━━━ Records for this exercise ━━━

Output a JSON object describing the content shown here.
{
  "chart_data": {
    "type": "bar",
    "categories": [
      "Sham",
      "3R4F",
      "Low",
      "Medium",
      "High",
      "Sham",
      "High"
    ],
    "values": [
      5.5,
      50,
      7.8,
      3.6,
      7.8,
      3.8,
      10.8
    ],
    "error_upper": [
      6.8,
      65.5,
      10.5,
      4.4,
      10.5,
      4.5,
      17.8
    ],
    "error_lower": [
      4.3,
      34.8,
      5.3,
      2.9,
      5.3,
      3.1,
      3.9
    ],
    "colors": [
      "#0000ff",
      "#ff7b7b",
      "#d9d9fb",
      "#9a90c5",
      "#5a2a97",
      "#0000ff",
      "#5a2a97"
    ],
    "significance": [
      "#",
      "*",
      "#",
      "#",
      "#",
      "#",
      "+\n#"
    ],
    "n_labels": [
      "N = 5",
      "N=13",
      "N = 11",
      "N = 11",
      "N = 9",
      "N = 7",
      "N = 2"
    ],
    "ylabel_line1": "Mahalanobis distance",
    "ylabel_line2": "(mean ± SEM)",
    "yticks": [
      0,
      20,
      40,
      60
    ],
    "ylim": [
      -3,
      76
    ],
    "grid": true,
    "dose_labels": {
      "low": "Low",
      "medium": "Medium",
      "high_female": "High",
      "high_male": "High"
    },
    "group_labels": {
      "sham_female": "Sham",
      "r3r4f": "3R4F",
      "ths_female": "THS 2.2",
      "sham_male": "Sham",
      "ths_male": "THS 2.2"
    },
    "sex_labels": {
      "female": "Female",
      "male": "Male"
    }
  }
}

━━━

What the task requires
Transcribe all of the lines in the records precisely.

Response to this exercise
Output a JSON object describing the content shown here.
{
  "chart_data": {
    "type": "bar",
    "categories": [
      "Sham",
      "3R4F",
      "Low",
      "Medium",
      "High",
      "Sham",
      "High"
    ],
    "values": [
      5.5,
      50,
      7.8,
      3.6,
      7.8,
      3.8,
      10.8
    ],
    "error_upper": [
      6.8,
      65.5,
      10.5,
      4.4,
      10.5,
      4.5,
      17.8
    ],
    "error_lower": [
      4.3,
      34.8,
      5.3,
      2.9,
      5.3,
      3.1,
      3.9
    ],
    "colors": [
      "#0000ff",
      "#ff7b7b",
      "#d9d9fb",
      "#9a90c5",
      "#5a2a97",
      "#0000ff",
      "#5a2a97"
    ],
    "significance": [
      "#",
      "*",
      "#",
      "#",
      "#",
      "#",
      "+\n#"
    ],
    "n_labels": [
      "N = 5",
      "N=13",
      "N = 11",
      "N = 11",
      "N = 9",
      "N = 7",
      "N = 2"
    ],
    "ylabel_line1": "Mahalanobis distance",
    "ylabel_line2": "(mean ± SEM)",
    "yticks": [
      0,
      20,
      40,
      60
    ],
    "ylim": [
      -3,
      76
    ],
    "grid": true,
    "dose_labels": {
      "low": "Low",
      "medium": "Medium",
      "high_female": "High",
      "high_male": "High"
    },
    "group_labels": {
      "sham_female": "Sham",
      "r3r4f": "3R4F",
      "ths_female": "THS 2.2",
      "sham_male": "Sham",
      "ths_male": "THS 2.2"
    },
    "sex_labels": {
      "female": "Female",
      "male": "Male"
    }
  }
}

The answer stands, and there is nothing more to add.